* Task goal *
Gather up the lines with the word "дорог" in them.

* Items *
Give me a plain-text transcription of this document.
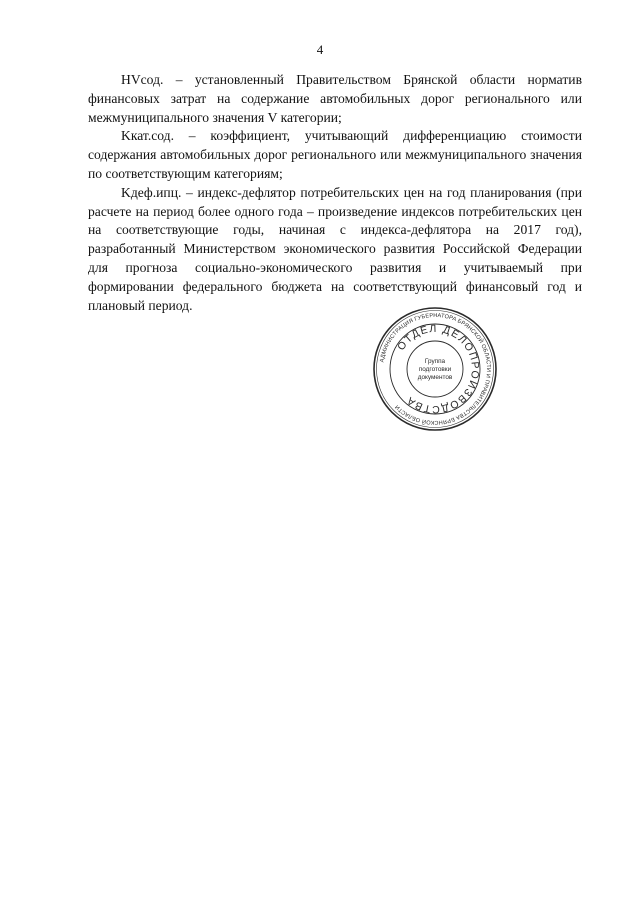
4

HVсод. – установленный Правительством Брянской области норматив финансовых затрат на содержание автомобильных дорог регионального или межмуниципального значения V категории;

Kкат.сод. – коэффициент, учитывающий дифференциацию стоимости содержания автомобильных дорог регионального или межмуниципального значения по соответствующим категориям;

Kдеф.ипц. – индекс-дефлятор потребительских цен на год планирования (при расчете на период более одного года – произведение индексов потребительских цен на соответствующие годы, начиная с индекса-дефлятора на 2017 год), разработанный Министерством экономического развития Российской Федерации для прогноза социально-экономического развития и учитываемый при формировании федерального бюджета на соответствующий финансовый год и плановый период.

АДМИНИСТРАЦИЯ ГУБЕРНАТОРА БРЯНСКОЙ ОБЛАСТИ И ПРАВИТЕЛЬСТВА БРЯНСКОЙ ОБЛАСТИ
ОТДЕЛ ДЕЛОПРОИЗВОДСТВА
Группа
подготовки
документов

* Solution *
HVсод. – установленный Правительством Брянской области норматив финансовых затрат на содержание автомобильных дорог регионального или межмуниципального значения V категории;
Kкат.сод. – коэффициент, учитывающий дифференциацию стоимости содержания автомобильных дорог регионального или межмуниципального значения по соответствующим категориям;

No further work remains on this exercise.